Records that describe figures:
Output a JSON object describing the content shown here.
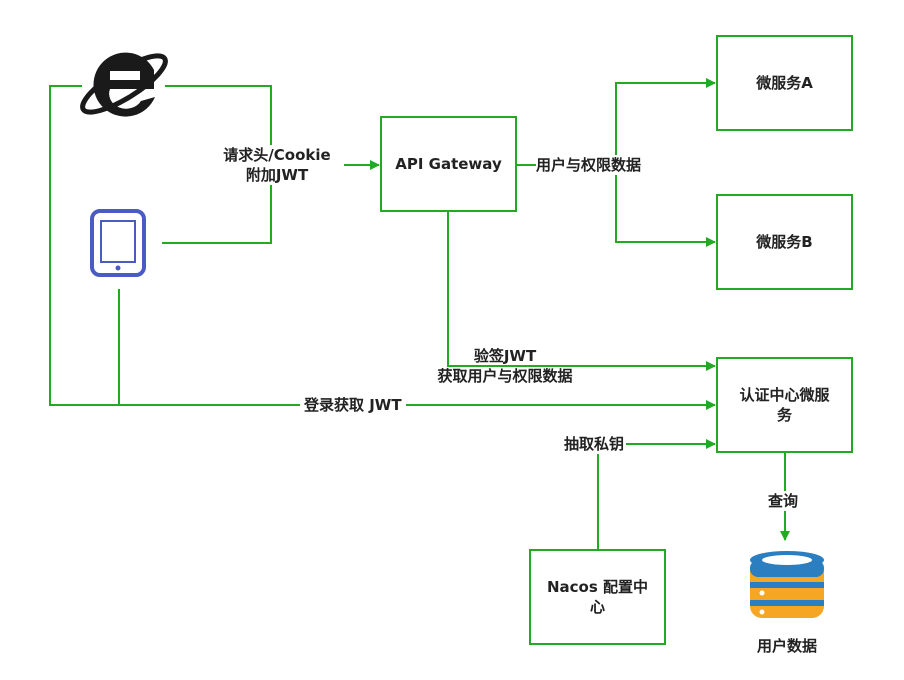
{
  "nodes": {
    "gateway": "API Gateway",
    "service_a": "微服务A",
    "service_b": "微服务B",
    "auth_line1": "认证中心微服",
    "auth_line2": "务",
    "nacos_line1": "Nacos 配置中",
    "nacos_line2": "心",
    "database": "用户数据"
  },
  "edges": {
    "request_line1": "请求头/Cookie",
    "request_line2": "附加JWT",
    "user_perm": "用户与权限数据",
    "verify_line1": "验签JWT",
    "verify_line2": "获取用户与权限数据",
    "login": "登录获取 JWT",
    "extract_key": "抽取私钥",
    "query": "查询"
  },
  "icons": {
    "browser": "internet-explorer-icon",
    "tablet": "tablet-icon",
    "database": "database-icon"
  },
  "colors": {
    "line": "#22aa22",
    "db_top": "#2b7fc0",
    "db_band": "#f5a623"
  }
}
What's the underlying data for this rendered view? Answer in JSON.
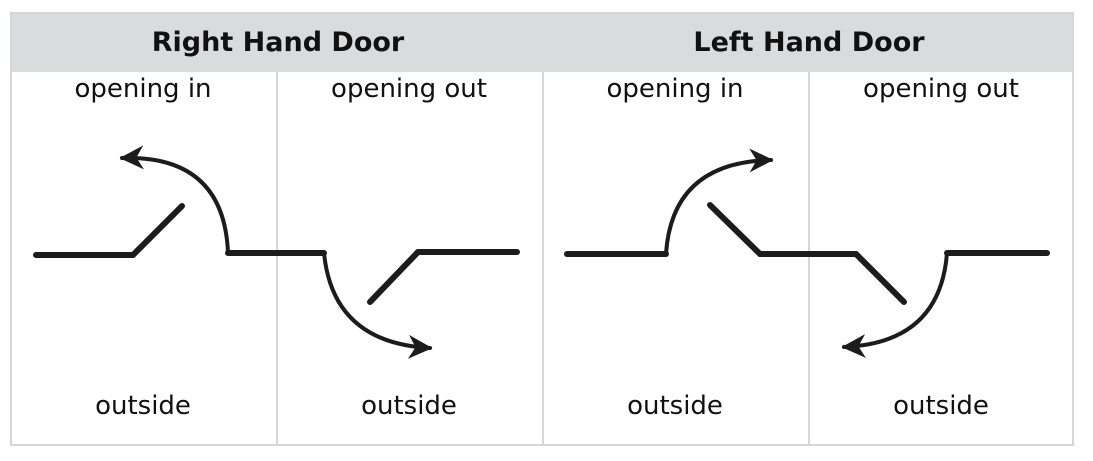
{
  "groups": [
    {
      "title": "Right Hand Door"
    },
    {
      "title": "Left Hand Door"
    }
  ],
  "panels": [
    {
      "top_label": "opening in",
      "bottom_label": "outside"
    },
    {
      "top_label": "opening out",
      "bottom_label": "outside"
    },
    {
      "top_label": "opening in",
      "bottom_label": "outside"
    },
    {
      "top_label": "opening out",
      "bottom_label": "outside"
    }
  ],
  "colors": {
    "header_bg": "#d9dbdd",
    "border": "#d4d6d8",
    "stroke": "#1c1c1c",
    "text": "#111111"
  }
}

AIM: Omit the pictures. Transcribe every record exactly.

SOLUTION TO THIS EXERCISE:
Output a JSON object describing the content shown here.
{
  "nodes": {
    "gateway": "API Gateway",
    "service_a": "微服务A",
    "service_b": "微服务B",
    "auth_line1": "认证中心微服",
    "auth_line2": "务",
    "nacos_line1": "Nacos 配置中",
    "nacos_line2": "心",
    "database": "用户数据"
  },
  "edges": {
    "request_line1": "请求头/Cookie",
    "request_line2": "附加JWT",
    "user_perm": "用户与权限数据",
    "verify_line1": "验签JWT",
    "verify_line2": "获取用户与权限数据",
    "login": "登录获取 JWT",
    "extract_key": "抽取私钥",
    "query": "查询"
  },
  "icons": {
    "browser": "internet-explorer-icon",
    "tablet": "tablet-icon",
    "database": "database-icon"
  },
  "colors": {
    "line": "#22aa22",
    "db_top": "#2b7fc0",
    "db_band": "#f5a623"
  }
}
What's the underlying data for this rendered view? Answer in JSON.
{
  "groups": [
    {
      "title": "Right Hand Door"
    },
    {
      "title": "Left Hand Door"
    }
  ],
  "panels": [
    {
      "top_label": "opening in",
      "bottom_label": "outside"
    },
    {
      "top_label": "opening out",
      "bottom_label": "outside"
    },
    {
      "top_label": "opening in",
      "bottom_label": "outside"
    },
    {
      "top_label": "opening out",
      "bottom_label": "outside"
    }
  ],
  "colors": {
    "header_bg": "#d9dbdd",
    "border": "#d4d6d8",
    "stroke": "#1c1c1c",
    "text": "#111111"
  }
}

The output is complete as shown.